**EXERCISE OBJECTIVE**:
Output the material word for word. Leave each picture out.

#### DATA FOR PROCESSING ####

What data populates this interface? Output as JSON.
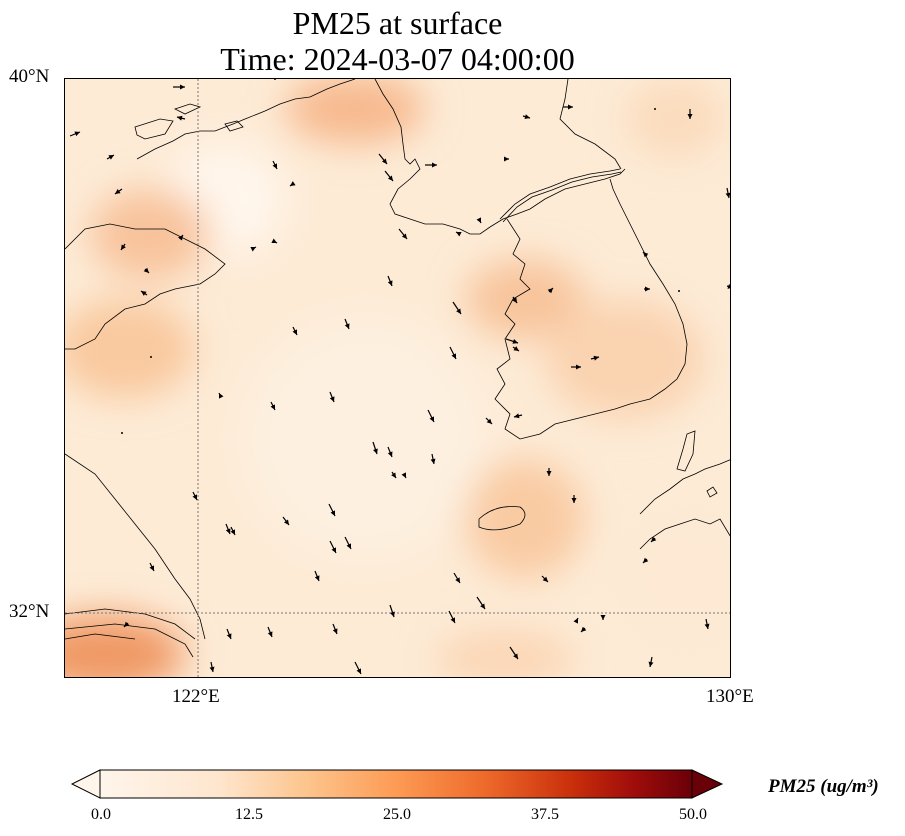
{
  "title": {
    "line1": "PM25 at surface",
    "line2": "Time: 2024-03-07 04:00:00"
  },
  "map": {
    "lat_ticks": [
      "40°N",
      "32°N"
    ],
    "lon_ticks": [
      "122°E",
      "130°E"
    ],
    "extent": {
      "lon_min": 120.0,
      "lon_max": 130.0,
      "lat_min": 31.0,
      "lat_max": 40.0
    },
    "gridlines": "dotted at 122°E and 32°N",
    "field_color_low": "#fff5eb",
    "field_color_mid": "#fdd0a2",
    "field_color_high": "#f0864a",
    "wind_vectors": "black arrows, mostly pointing south-southeast"
  },
  "colorbar": {
    "label": "PM25 (ug/m³)",
    "ticks": [
      "0.0",
      "12.5",
      "25.0",
      "37.5",
      "50.0"
    ],
    "range": [
      0.0,
      50.0
    ],
    "colormap": [
      "#fff5eb",
      "#fdd0a2",
      "#fdae6b",
      "#f16913",
      "#d94801",
      "#a50f15",
      "#67000d"
    ],
    "extend": "both"
  }
}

####

**IN RESPONSE**:
What data populates this interface? Output as JSON.
{
  "title": {
    "line1": "PM25 at surface",
    "line2": "Time: 2024-03-07 04:00:00"
  },
  "map": {
    "lat_ticks": [
      "40°N",
      "32°N"
    ],
    "lon_ticks": [
      "122°E",
      "130°E"
    ],
    "extent": {
      "lon_min": 120.0,
      "lon_max": 130.0,
      "lat_min": 31.0,
      "lat_max": 40.0
    },
    "gridlines": "dotted at 122°E and 32°N",
    "field_color_low": "#fff5eb",
    "field_color_mid": "#fdd0a2",
    "field_color_high": "#f0864a",
    "wind_vectors": "black arrows, mostly pointing south-southeast"
  },
  "colorbar": {
    "label": "PM25 (ug/m³)",
    "ticks": [
      "0.0",
      "12.5",
      "25.0",
      "37.5",
      "50.0"
    ],
    "range": [
      0.0,
      50.0
    ],
    "colormap": [
      "#fff5eb",
      "#fdd0a2",
      "#fdae6b",
      "#f16913",
      "#d94801",
      "#a50f15",
      "#67000d"
    ],
    "extend": "both"
  }
}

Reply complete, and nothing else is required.